[WHAT IS REQUIRED]
Write out every line of the material exactly as it appears.

---- DATA SHOWN

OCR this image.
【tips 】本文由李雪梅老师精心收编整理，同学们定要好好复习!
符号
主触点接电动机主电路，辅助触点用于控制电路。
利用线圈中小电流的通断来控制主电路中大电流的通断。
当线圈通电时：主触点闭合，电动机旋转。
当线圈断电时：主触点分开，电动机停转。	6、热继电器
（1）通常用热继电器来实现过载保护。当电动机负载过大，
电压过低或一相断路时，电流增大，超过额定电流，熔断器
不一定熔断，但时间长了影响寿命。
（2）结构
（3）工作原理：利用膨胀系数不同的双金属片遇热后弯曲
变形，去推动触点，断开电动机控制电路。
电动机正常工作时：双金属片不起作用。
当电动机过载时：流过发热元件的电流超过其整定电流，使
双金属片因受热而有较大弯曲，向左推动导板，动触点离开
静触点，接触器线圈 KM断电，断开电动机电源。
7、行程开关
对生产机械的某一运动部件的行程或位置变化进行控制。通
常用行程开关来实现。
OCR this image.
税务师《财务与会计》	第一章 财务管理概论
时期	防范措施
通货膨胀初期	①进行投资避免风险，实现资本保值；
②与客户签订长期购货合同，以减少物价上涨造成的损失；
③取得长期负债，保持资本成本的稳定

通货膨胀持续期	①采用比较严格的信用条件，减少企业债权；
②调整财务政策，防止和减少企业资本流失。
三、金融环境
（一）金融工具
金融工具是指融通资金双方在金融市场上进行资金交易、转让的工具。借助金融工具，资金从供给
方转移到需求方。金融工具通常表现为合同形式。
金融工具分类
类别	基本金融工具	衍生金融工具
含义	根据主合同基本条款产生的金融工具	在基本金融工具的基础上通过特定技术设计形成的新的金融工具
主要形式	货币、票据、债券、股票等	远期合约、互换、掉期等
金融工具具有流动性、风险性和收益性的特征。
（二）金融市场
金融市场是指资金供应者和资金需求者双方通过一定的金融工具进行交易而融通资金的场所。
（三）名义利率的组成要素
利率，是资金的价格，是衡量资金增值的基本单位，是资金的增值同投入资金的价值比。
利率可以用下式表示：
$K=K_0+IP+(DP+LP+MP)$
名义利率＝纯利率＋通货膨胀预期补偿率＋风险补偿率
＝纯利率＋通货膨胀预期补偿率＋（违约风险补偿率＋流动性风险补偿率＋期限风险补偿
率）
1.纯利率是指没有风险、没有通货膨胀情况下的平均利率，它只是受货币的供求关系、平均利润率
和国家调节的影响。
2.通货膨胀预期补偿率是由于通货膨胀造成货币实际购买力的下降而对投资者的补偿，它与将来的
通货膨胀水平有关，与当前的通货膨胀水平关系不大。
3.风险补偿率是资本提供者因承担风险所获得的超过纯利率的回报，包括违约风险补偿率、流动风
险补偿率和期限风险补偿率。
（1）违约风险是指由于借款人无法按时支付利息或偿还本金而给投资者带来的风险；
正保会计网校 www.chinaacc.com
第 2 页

--------

[EXERCISE SOLUTION]
OCR this image.
【tips 】本文由李雪梅老师精心收编整理，同学们定要好好复习!
符号
主触点接电动机主电路，辅助触点用于控制电路。
利用线圈中小电流的通断来控制主电路中大电流的通断。
当线圈通电时：主触点闭合，电动机旋转。
当线圈断电时：主触点分开，电动机停转。	6、热继电器
（1）通常用热继电器来实现过载保护。当电动机负载过大，
电压过低或一相断路时，电流增大，超过额定电流，熔断器
不一定熔断，但时间长了影响寿命。
（2）结构
（3）工作原理：利用膨胀系数不同的双金属片遇热后弯曲
变形，去推动触点，断开电动机控制电路。
电动机正常工作时：双金属片不起作用。
当电动机过载时：流过发热元件的电流超过其整定电流，使
双金属片因受热而有较大弯曲，向左推动导板，动触点离开
静触点，接触器线圈 KM断电，断开电动机电源。
7、行程开关
对生产机械的某一运动部件的行程或位置变化进行控制。通
常用行程开关来实现。
OCR this image.
税务师《财务与会计》	第一章 财务管理概论
时期	防范措施
通货膨胀初期	①进行投资避免风险，实现资本保值；
②与客户签订长期购货合同，以减少物价上涨造成的损失；
③取得长期负债，保持资本成本的稳定

通货膨胀持续期	①采用比较严格的信用条件，减少企业债权；
②调整财务政策，防止和减少企业资本流失。
三、金融环境
（一）金融工具
金融工具是指融通资金双方在金融市场上进行资金交易、转让的工具。借助金融工具，资金从供给
方转移到需求方。金融工具通常表现为合同形式。
金融工具分类
类别	基本金融工具	衍生金融工具
含义	根据主合同基本条款产生的金融工具	在基本金融工具的基础上通过特定技术设计形成的新的金融工具
主要形式	货币、票据、债券、股票等	远期合约、互换、掉期等
金融工具具有流动性、风险性和收益性的特征。
（二）金融市场
金融市场是指资金供应者和资金需求者双方通过一定的金融工具进行交易而融通资金的场所。
（三）名义利率的组成要素
利率，是资金的价格，是衡量资金增值的基本单位，是资金的增值同投入资金的价值比。
利率可以用下式表示：
$K=K_0+IP+(DP+LP+MP)$
名义利率＝纯利率＋通货膨胀预期补偿率＋风险补偿率
＝纯利率＋通货膨胀预期补偿率＋（违约风险补偿率＋流动性风险补偿率＋期限风险补偿
率）
1.纯利率是指没有风险、没有通货膨胀情况下的平均利率，它只是受货币的供求关系、平均利润率
和国家调节的影响。
2.通货膨胀预期补偿率是由于通货膨胀造成货币实际购买力的下降而对投资者的补偿，它与将来的
通货膨胀水平有关，与当前的通货膨胀水平关系不大。
3.风险补偿率是资本提供者因承担风险所获得的超过纯利率的回报，包括违约风险补偿率、流动风
险补偿率和期限风险补偿率。
（1）违约风险是指由于借款人无法按时支付利息或偿还本金而给投资者带来的风险；
正保会计网校 www.chinaacc.com
第 2 页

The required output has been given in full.